# Exercise:
Starting at the line that holds "Extract the structured", copy every line exactly through the end of the data, and no others.

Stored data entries
○ ○ ○

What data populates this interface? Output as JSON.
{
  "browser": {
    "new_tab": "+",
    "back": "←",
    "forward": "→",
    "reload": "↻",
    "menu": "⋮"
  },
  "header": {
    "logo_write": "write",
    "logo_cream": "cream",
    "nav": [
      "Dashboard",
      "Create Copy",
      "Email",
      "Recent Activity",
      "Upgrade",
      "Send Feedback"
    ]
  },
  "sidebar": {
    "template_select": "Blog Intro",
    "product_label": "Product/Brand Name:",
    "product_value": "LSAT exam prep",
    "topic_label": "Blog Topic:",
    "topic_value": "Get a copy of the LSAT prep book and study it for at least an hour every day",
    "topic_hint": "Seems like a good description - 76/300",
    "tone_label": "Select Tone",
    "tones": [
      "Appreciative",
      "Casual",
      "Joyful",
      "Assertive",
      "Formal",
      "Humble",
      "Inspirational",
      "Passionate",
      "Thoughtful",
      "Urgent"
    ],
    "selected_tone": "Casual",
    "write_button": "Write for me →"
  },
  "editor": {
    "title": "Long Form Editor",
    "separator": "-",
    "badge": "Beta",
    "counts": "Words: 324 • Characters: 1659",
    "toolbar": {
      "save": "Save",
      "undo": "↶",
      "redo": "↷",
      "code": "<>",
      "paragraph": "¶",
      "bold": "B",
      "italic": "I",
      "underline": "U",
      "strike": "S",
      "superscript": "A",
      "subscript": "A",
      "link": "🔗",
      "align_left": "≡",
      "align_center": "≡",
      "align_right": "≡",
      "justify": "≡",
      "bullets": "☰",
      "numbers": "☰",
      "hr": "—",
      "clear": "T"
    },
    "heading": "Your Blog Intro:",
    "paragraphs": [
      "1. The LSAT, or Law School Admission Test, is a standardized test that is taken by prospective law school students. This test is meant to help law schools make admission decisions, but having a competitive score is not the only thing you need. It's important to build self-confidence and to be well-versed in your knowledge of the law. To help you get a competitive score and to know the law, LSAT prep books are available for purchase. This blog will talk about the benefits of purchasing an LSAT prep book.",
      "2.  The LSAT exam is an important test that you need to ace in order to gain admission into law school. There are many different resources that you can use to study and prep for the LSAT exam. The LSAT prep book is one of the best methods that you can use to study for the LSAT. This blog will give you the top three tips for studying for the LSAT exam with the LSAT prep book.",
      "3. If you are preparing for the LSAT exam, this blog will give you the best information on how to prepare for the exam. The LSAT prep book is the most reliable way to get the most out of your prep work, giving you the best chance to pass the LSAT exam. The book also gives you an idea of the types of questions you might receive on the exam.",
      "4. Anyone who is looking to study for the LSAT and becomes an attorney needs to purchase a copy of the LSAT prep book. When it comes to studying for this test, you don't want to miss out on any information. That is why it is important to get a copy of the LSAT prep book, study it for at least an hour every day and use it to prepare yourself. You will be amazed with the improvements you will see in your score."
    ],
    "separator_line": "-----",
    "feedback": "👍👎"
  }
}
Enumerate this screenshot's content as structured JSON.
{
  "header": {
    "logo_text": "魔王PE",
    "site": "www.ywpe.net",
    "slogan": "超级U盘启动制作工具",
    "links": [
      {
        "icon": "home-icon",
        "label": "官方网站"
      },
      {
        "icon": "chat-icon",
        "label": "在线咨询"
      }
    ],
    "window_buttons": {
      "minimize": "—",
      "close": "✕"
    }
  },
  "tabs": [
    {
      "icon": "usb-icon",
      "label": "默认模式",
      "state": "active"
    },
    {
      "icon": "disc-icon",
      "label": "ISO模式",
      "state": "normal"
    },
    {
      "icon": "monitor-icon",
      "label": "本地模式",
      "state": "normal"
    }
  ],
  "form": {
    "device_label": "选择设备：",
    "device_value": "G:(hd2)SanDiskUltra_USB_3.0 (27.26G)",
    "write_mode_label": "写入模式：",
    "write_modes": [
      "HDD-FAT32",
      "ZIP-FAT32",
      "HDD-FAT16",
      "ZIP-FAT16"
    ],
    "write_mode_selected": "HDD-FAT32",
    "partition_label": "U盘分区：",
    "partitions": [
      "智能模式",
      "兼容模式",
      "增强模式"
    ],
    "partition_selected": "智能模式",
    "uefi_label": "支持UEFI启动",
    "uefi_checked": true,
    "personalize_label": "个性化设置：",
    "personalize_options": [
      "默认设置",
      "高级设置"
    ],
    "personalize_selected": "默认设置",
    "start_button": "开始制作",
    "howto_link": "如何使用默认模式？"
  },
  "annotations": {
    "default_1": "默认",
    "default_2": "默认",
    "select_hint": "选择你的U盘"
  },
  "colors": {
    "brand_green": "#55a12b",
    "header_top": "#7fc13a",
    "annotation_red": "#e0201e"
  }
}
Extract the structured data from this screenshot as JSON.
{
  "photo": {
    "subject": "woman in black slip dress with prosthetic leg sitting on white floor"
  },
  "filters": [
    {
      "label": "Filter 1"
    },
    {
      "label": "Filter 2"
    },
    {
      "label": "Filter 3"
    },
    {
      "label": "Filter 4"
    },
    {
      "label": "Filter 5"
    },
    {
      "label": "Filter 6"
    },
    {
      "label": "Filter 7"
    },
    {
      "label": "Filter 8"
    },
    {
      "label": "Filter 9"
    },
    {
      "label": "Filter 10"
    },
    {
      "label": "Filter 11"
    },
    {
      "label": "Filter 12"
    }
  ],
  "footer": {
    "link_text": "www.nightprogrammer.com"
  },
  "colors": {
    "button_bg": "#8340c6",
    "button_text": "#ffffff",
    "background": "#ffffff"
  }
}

○ ○ ○

# Response to this task:
Extract the structured data from this screenshot as JSON.
{
  "photo": {
    "subject": "woman in black slip dress with prosthetic leg sitting on white floor"
  },
  "filters": [
    {
      "label": "Filter 1"
    },
    {
      "label": "Filter 2"
    },
    {
      "label": "Filter 3"
    },
    {
      "label": "Filter 4"
    },
    {
      "label": "Filter 5"
    },
    {
      "label": "Filter 6"
    },
    {
      "label": "Filter 7"
    },
    {
      "label": "Filter 8"
    },
    {
      "label": "Filter 9"
    },
    {
      "label": "Filter 10"
    },
    {
      "label": "Filter 11"
    },
    {
      "label": "Filter 12"
    }
  ],
  "footer": {
    "link_text": "www.nightprogrammer.com"
  },
  "colors": {
    "button_bg": "#8340c6",
    "button_text": "#ffffff",
    "background": "#ffffff"
  }
}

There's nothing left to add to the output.